Return each entry exactly, with none missing.

___ DATA ROWS ___

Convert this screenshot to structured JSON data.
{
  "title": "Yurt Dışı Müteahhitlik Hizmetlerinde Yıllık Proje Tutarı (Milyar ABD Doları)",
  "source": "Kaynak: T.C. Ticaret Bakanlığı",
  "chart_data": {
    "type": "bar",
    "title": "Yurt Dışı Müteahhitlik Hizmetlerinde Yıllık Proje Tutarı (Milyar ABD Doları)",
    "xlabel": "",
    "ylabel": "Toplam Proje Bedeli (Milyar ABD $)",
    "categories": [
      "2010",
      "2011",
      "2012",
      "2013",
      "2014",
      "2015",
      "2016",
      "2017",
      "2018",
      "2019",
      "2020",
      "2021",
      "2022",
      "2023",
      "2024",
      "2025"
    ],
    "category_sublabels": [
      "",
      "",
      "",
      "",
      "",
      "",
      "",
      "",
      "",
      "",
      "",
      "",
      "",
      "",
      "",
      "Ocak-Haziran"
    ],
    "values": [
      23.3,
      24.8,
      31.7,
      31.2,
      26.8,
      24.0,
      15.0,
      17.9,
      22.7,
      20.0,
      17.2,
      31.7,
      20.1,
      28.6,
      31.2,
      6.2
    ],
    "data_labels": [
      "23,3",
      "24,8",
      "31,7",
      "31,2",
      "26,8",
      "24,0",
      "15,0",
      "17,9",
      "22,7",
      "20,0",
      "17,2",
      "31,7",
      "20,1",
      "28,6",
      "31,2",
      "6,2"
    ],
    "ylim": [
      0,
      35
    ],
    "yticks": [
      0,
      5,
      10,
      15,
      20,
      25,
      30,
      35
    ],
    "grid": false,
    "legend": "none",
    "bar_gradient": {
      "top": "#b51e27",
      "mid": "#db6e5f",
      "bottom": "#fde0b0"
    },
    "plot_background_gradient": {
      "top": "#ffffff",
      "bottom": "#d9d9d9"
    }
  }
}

___

*COMPLETED EXERCISE*:
Convert this screenshot to structured JSON data.
{
  "title": "Yurt Dışı Müteahhitlik Hizmetlerinde Yıllık Proje Tutarı (Milyar ABD Doları)",
  "source": "Kaynak: T.C. Ticaret Bakanlığı",
  "chart_data": {
    "type": "bar",
    "title": "Yurt Dışı Müteahhitlik Hizmetlerinde Yıllık Proje Tutarı (Milyar ABD Doları)",
    "xlabel": "",
    "ylabel": "Toplam Proje Bedeli (Milyar ABD $)",
    "categories": [
      "2010",
      "2011",
      "2012",
      "2013",
      "2014",
      "2015",
      "2016",
      "2017",
      "2018",
      "2019",
      "2020",
      "2021",
      "2022",
      "2023",
      "2024",
      "2025"
    ],
    "category_sublabels": [
      "",
      "",
      "",
      "",
      "",
      "",
      "",
      "",
      "",
      "",
      "",
      "",
      "",
      "",
      "",
      "Ocak-Haziran"
    ],
    "values": [
      23.3,
      24.8,
      31.7,
      31.2,
      26.8,
      24.0,
      15.0,
      17.9,
      22.7,
      20.0,
      17.2,
      31.7,
      20.1,
      28.6,
      31.2,
      6.2
    ],
    "data_labels": [
      "23,3",
      "24,8",
      "31,7",
      "31,2",
      "26,8",
      "24,0",
      "15,0",
      "17,9",
      "22,7",
      "20,0",
      "17,2",
      "31,7",
      "20,1",
      "28,6",
      "31,2",
      "6,2"
    ],
    "ylim": [
      0,
      35
    ],
    "yticks": [
      0,
      5,
      10,
      15,
      20,
      25,
      30,
      35
    ],
    "grid": false,
    "legend": "none",
    "bar_gradient": {
      "top": "#b51e27",
      "mid": "#db6e5f",
      "bottom": "#fde0b0"
    },
    "plot_background_gradient": {
      "top": "#ffffff",
      "bottom": "#d9d9d9"
    }
  }
}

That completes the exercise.